** Start of The data **
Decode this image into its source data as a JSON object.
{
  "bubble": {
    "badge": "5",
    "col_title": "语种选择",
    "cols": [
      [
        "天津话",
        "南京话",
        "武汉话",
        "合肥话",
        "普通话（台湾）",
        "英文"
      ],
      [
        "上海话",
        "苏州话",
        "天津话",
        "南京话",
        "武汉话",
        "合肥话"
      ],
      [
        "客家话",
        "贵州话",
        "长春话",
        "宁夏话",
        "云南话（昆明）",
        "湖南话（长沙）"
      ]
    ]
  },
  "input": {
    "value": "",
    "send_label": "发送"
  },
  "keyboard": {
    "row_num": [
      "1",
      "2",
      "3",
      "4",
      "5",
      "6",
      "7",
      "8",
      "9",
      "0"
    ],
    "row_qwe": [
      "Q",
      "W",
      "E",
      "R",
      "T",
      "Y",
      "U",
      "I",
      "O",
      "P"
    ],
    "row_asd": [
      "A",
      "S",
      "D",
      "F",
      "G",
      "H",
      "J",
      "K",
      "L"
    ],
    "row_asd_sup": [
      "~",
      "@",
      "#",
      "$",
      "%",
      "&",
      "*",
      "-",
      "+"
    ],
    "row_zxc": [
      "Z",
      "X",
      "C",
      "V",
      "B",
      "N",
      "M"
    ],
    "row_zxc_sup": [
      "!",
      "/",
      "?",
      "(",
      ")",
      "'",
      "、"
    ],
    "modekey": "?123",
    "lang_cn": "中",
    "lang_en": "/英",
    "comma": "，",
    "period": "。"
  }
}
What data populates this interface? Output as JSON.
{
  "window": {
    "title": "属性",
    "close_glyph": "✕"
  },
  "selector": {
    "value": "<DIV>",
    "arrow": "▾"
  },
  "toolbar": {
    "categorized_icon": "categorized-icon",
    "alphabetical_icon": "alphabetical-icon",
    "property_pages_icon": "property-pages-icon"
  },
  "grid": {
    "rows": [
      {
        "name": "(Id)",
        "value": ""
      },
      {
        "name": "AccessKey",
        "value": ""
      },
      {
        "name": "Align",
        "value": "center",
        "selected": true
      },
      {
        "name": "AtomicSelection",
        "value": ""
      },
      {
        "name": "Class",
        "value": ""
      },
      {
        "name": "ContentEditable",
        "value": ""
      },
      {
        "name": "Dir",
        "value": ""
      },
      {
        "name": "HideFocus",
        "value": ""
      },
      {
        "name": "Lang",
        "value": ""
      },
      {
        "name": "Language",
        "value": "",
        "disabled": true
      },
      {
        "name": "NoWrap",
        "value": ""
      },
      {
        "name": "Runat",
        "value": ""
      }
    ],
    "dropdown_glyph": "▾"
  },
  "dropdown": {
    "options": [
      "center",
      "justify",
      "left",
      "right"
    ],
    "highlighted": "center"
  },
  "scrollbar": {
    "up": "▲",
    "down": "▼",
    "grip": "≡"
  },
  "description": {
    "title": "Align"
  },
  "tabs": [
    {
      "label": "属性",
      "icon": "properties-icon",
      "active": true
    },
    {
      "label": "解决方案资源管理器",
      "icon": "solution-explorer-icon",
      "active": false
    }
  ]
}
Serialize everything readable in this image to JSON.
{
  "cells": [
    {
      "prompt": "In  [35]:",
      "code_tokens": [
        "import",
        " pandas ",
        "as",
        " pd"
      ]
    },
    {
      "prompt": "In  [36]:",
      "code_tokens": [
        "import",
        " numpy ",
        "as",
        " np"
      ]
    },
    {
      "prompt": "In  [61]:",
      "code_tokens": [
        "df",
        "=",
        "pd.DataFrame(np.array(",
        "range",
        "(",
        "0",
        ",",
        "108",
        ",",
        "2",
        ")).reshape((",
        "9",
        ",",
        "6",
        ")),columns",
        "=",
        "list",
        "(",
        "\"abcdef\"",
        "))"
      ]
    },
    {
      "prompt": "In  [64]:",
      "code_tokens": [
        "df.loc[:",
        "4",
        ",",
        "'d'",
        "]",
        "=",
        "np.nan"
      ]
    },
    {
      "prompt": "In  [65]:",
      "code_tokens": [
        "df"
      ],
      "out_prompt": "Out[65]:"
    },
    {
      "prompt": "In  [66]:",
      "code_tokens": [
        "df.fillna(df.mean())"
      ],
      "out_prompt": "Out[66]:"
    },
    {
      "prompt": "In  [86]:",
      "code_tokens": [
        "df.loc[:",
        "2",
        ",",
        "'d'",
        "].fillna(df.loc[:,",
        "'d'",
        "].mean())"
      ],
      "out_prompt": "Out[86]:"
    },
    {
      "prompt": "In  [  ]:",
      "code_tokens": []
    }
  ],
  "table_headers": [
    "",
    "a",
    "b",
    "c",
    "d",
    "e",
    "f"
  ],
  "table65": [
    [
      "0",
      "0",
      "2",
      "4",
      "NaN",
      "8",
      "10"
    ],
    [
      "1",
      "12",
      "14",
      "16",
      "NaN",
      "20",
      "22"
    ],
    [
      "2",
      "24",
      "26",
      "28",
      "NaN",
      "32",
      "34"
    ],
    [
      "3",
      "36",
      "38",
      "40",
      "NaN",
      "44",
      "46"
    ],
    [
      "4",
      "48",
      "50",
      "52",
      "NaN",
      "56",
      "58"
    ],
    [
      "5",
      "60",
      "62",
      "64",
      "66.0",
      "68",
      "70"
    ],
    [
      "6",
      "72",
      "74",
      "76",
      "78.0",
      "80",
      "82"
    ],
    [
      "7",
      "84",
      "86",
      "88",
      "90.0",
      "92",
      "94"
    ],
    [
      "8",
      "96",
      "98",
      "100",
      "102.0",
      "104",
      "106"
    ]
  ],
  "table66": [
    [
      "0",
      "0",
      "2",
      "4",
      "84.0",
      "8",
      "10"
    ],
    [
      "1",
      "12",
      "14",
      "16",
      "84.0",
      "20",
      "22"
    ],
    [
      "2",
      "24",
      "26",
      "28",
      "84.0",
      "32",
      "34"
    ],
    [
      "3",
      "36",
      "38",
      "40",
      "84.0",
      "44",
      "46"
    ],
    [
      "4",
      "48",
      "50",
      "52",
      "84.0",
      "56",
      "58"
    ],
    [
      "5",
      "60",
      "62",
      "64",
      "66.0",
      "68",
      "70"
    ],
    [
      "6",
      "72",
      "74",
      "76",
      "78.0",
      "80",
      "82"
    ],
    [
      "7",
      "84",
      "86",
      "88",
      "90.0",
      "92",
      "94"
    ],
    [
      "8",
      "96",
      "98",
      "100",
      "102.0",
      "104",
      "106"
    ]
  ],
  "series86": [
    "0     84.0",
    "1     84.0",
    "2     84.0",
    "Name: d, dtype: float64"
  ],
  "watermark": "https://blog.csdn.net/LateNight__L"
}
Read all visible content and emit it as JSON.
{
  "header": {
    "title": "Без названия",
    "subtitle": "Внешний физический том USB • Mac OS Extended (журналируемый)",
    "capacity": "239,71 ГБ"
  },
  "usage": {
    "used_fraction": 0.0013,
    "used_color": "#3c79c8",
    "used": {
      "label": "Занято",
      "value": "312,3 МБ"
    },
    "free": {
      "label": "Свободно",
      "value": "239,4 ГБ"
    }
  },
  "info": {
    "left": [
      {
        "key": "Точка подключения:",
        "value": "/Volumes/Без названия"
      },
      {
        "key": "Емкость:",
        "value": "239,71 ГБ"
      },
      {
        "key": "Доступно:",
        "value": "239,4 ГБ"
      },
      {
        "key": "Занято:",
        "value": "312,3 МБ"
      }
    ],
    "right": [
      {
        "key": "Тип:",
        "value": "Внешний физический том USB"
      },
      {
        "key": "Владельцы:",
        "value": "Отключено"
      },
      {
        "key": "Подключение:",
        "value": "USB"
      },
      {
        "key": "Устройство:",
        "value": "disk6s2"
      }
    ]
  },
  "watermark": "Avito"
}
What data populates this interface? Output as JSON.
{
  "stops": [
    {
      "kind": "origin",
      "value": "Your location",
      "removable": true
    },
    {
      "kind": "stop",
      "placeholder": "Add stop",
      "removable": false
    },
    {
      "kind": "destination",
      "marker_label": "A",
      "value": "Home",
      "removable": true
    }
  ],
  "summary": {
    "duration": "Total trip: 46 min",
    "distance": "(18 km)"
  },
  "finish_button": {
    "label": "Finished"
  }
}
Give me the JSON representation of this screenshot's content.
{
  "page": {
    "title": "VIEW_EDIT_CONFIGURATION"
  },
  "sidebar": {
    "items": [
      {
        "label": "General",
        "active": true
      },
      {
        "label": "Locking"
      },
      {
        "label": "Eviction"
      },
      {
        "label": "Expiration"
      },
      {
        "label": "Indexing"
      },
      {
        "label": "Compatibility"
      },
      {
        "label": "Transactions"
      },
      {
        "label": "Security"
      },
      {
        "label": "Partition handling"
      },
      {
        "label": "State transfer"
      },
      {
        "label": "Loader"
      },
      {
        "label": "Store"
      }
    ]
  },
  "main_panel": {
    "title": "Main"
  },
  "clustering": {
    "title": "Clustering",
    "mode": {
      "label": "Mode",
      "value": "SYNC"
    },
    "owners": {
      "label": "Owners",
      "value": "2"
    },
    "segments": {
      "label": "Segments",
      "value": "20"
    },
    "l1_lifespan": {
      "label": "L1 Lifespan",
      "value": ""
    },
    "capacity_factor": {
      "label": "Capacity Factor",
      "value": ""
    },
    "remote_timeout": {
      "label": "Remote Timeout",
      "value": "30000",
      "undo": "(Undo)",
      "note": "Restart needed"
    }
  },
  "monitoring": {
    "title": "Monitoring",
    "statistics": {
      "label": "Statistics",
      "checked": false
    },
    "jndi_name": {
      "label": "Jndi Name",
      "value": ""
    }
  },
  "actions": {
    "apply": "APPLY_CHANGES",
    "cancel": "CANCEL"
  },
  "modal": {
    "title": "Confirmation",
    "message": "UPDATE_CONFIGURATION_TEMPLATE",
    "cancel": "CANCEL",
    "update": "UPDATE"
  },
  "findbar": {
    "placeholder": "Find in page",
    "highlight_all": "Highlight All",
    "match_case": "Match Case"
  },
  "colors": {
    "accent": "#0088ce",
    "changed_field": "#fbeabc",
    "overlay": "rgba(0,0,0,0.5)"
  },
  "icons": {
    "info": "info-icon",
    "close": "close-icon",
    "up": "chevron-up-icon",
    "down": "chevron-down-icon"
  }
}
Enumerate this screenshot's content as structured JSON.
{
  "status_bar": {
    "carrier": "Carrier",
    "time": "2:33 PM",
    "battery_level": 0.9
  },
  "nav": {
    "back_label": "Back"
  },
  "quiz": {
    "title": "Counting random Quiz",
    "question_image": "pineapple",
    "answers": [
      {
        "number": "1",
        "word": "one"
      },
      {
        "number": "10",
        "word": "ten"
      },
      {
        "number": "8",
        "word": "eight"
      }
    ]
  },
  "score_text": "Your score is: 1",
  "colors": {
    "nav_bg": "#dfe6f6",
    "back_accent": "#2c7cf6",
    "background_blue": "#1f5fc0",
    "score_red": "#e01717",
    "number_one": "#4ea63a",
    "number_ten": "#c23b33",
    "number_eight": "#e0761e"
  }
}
** End of The data **
__Exercise__.
Reproduce each line holding the word "screenshot".

__Output for this exercise__.
Give me the JSON representation of this screenshot's content.
Enumerate this screenshot's content as structured JSON.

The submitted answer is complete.